__PAGE EXTRACT__
He wrote about the recent Wall Street Journal survey of economists, noting that the overall estimate of a recession had increased and the range of probabilities was extreme. His key comment:
Three-quarters of the 52 economists surveyed put the odds at or above 30%, but the range was gigantic from 5% to 90%.
This obviously means that one-quarter of economists see the probability as lower than 30%, but we have no quarrel with the overall conclusion that the (planned) slowing of the economy has increased the chance of a recession, probably into the 30% range.
Paul goes on to cite the recession probability from Intrade, a prediction market. We think prediction markets are useful and agree with Paul that Intrade is the best, but care is required in using the information. The 2008 recession contract has not yet attracted much interest and trading is thin. You can see the order book here. As we write this, the inside market shows a 52 bid for 16 contracts and a 58 offer of 9 contracts. A contract settles at either zero or 100, so the price can be interpreted as the probability of the outcome on a percentage scale. The contracts settle for a full value of $10. This means that the best current bidder is risking about $83. Looking only at orders already in the book, someone with $2000 could send the price to 30 or to 90. Presumably this would attract new orders, but the point is clear. This contract would be more meaningful if there were a tighter and deeper market.

__EXERCISE 1__
Copy everything in the records from their first line down through the line containing "legend: Join-based Algorithm", including both of those lines.
The text above has no connection to the records that come next.

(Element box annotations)

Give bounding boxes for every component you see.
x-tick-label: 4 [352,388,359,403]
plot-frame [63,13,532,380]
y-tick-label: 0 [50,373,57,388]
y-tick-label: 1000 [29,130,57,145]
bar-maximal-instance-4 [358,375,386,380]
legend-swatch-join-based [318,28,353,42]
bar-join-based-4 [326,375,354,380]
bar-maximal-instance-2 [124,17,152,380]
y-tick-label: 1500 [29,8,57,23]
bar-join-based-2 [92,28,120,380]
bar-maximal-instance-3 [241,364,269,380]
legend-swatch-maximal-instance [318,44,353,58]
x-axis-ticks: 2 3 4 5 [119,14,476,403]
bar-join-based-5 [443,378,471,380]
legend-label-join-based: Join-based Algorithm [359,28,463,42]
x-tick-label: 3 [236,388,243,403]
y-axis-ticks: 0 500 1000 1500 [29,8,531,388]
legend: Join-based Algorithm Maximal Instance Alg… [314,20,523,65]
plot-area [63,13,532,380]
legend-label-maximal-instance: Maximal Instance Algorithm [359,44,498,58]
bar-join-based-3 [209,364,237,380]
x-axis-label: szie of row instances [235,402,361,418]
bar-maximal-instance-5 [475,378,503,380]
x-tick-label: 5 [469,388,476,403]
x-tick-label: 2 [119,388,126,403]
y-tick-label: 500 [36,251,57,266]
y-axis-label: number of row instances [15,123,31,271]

__EXERCISE 2__
Carry on the passage about recession odds and the Intrade market, starting right after its final sentence.

__RESULT 1__
Give bounding boxes for every component you see.
x-tick-label: 4 [352,388,359,403]
plot-frame [63,13,532,380]
y-tick-label: 0 [50,373,57,388]
y-tick-label: 1000 [29,130,57,145]
bar-maximal-instance-4 [358,375,386,380]
legend-swatch-join-based [318,28,353,42]
bar-join-based-4 [326,375,354,380]
bar-maximal-instance-2 [124,17,152,380]
y-tick-label: 1500 [29,8,57,23]
bar-join-based-2 [92,28,120,380]
bar-maximal-instance-3 [241,364,269,380]
legend-swatch-maximal-instance [318,44,353,58]
x-axis-ticks: 2 3 4 5 [119,14,476,403]
bar-join-based-5 [443,378,471,380]
legend-label-join-based: Join-based Algorithm [359,28,463,42]
x-tick-label: 3 [236,388,243,403]
y-axis-ticks: 0 500 1000 1500 [29,8,531,388]
legend: Join-based Algorithm Maximal Instance Alg… [314,20,523,65]

__RESULT 2__
We had marked Paul's original article for comment because of the disparity between the predictions of economists and non-economists, in this case the bettors at Intrade, a theme we described discussed here.
Much to our surprise, this morning's email alert from Seeking Alpha showed the same article with the following incorrect headline:
"Economists: Probability of U.S. Recession in 2008 Almost 60%"
The editors at Seeking Alpha are very good. On articles they pick up from "A Dash" their headline is often different and usually better than our original. In this case, however, the headline is an unfortunate and misleading error. Paul Kedrosky is a much respected and popular writer, so the story will get a lot of attention. How many readers will notice that the description in the text does not match the headline?